**THE INPUT:**

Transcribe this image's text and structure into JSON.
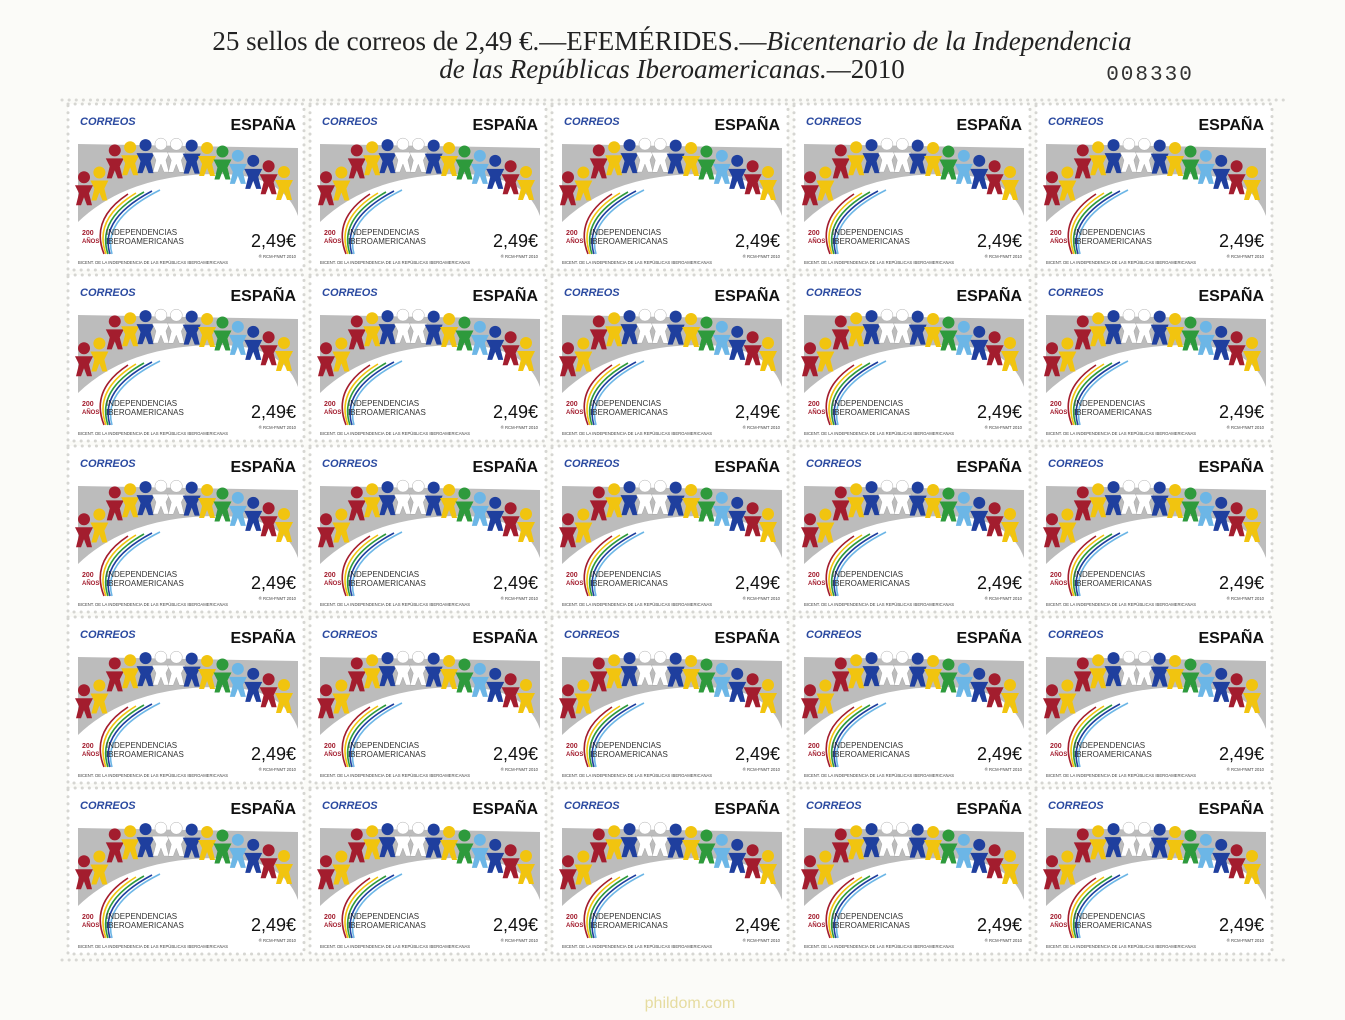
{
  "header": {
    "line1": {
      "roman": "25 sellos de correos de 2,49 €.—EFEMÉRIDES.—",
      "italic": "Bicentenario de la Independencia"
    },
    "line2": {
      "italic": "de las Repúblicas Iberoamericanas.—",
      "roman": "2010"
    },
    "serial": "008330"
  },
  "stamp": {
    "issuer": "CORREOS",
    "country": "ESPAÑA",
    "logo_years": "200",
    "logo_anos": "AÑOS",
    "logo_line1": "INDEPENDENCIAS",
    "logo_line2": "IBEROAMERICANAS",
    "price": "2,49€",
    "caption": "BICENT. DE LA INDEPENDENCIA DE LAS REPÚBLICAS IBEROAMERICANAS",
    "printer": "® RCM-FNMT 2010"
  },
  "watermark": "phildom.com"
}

...

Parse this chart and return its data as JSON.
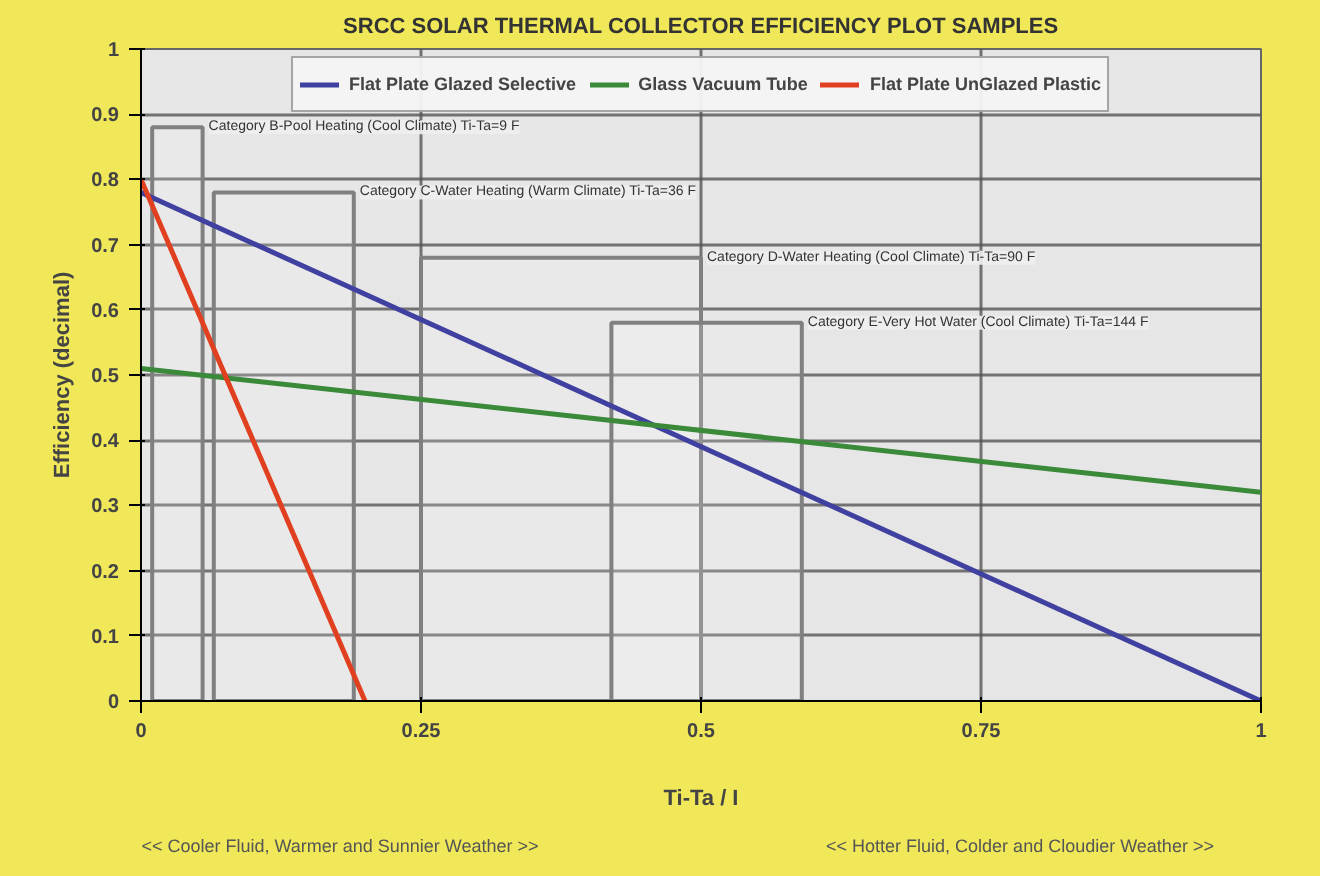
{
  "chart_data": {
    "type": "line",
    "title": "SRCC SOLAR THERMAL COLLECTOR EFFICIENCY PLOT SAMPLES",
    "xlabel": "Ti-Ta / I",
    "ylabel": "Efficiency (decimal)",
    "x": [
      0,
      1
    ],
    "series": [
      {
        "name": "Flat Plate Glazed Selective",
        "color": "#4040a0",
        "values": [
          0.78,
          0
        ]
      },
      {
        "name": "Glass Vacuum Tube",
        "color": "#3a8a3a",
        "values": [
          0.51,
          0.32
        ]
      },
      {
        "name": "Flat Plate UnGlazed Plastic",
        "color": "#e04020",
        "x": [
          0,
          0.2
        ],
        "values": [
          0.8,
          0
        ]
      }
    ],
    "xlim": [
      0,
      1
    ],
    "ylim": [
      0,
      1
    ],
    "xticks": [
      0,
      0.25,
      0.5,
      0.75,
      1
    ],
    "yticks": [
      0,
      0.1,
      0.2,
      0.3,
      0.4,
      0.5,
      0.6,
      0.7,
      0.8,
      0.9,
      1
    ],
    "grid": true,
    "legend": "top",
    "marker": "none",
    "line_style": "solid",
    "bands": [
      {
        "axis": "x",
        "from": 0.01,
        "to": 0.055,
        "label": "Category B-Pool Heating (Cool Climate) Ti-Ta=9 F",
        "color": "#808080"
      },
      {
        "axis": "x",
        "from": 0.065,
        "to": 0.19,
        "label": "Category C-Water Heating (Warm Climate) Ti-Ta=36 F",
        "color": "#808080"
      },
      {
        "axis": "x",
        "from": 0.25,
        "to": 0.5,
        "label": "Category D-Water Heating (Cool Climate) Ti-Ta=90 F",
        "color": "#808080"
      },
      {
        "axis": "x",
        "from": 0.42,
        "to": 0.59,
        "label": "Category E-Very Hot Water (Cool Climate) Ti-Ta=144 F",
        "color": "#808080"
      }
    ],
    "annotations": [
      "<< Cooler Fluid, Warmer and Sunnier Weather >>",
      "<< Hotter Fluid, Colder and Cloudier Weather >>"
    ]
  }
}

...

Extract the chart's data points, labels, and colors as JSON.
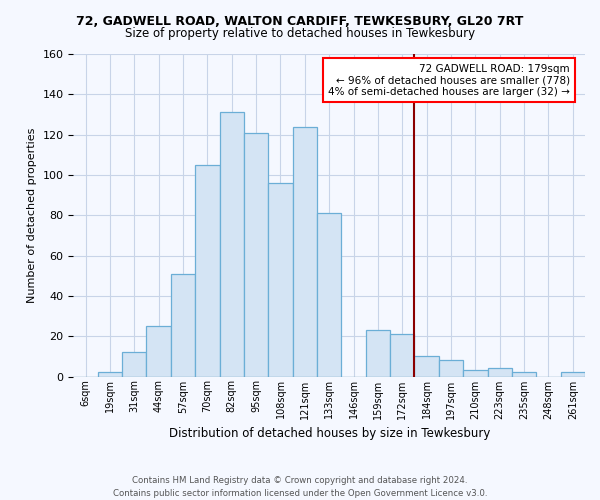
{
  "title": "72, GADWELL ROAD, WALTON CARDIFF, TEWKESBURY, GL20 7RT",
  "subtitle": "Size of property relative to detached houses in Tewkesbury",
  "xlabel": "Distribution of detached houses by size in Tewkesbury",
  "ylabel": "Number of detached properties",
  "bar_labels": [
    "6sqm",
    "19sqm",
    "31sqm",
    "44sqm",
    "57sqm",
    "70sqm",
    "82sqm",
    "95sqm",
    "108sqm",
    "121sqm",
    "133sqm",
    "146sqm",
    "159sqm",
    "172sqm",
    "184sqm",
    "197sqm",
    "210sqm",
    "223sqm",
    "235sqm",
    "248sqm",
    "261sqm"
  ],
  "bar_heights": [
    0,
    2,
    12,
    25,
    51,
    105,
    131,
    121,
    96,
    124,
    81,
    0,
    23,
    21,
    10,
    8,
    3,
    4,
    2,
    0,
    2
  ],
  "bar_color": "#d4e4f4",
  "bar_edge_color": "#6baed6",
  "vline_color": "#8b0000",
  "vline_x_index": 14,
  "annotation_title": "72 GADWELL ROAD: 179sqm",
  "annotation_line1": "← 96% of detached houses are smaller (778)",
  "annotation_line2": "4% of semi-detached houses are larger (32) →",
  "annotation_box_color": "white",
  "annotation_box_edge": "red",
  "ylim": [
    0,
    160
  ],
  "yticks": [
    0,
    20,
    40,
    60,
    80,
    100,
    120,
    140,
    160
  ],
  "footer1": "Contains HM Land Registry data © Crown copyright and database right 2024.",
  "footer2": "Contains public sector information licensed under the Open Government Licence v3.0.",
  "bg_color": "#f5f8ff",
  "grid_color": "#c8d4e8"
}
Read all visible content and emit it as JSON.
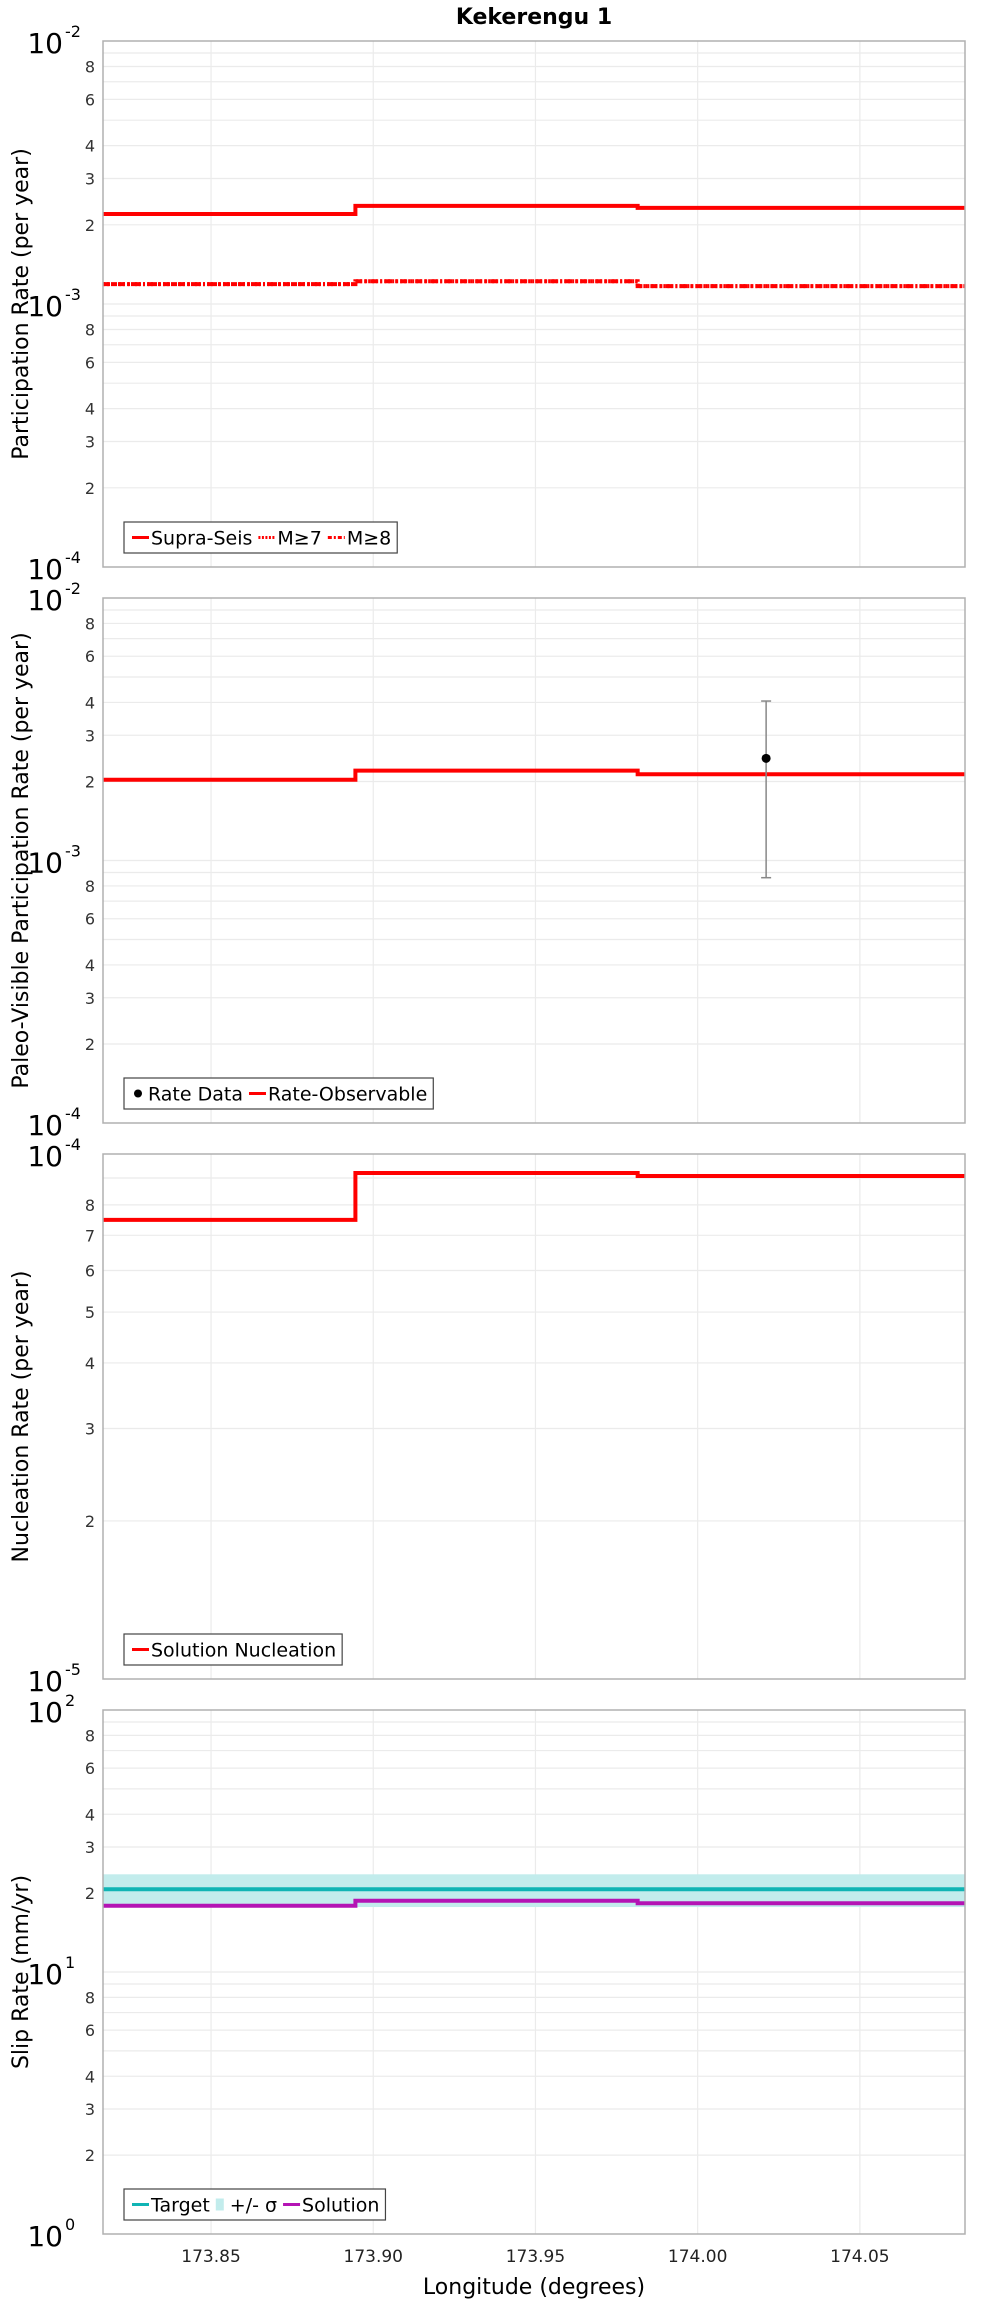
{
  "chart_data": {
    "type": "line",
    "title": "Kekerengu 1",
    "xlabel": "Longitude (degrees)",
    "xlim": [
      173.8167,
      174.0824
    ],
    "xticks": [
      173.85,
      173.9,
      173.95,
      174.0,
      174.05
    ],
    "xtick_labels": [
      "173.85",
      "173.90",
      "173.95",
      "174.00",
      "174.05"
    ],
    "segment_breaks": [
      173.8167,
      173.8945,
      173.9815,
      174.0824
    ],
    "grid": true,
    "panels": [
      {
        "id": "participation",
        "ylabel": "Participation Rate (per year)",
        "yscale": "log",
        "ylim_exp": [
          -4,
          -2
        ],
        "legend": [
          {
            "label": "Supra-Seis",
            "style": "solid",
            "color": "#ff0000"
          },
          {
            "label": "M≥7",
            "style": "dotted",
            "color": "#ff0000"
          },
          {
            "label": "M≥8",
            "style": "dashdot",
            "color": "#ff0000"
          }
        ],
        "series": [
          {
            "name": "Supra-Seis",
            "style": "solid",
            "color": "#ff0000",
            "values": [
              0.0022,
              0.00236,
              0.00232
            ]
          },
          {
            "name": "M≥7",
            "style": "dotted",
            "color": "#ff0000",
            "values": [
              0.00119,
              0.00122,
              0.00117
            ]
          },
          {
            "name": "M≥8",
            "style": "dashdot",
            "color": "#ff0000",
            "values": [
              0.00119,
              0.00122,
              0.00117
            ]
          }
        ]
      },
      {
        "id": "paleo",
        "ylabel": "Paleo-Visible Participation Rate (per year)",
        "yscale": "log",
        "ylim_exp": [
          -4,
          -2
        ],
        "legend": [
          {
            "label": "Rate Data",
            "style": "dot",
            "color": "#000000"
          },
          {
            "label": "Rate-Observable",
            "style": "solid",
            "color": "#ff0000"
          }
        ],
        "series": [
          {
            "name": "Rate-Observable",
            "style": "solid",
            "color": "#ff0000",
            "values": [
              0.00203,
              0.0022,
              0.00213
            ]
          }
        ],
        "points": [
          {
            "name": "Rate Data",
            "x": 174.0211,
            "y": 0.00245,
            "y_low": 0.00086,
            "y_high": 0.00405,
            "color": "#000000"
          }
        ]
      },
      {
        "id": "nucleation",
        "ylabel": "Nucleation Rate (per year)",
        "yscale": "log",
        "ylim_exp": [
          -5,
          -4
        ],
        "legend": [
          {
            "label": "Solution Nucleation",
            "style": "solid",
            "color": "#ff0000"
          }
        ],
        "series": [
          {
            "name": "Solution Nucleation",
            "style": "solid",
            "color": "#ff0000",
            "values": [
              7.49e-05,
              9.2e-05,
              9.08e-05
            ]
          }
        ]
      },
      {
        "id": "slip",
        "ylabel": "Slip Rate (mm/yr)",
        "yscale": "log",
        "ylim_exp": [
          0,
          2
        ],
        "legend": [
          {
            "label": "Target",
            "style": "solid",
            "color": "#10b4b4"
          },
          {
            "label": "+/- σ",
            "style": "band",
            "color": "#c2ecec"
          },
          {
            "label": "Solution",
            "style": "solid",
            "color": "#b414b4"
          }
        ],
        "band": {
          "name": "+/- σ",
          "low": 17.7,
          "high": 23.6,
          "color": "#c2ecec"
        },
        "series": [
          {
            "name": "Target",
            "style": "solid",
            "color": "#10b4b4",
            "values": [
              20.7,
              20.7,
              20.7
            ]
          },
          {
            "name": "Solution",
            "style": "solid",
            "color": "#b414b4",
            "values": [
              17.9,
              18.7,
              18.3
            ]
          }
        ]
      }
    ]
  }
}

**TASK OBJECTIVE:** Provide the number of lines containing the string "xlabel", with no other output.

**ANSWER TO THIS PROBLEM:** 3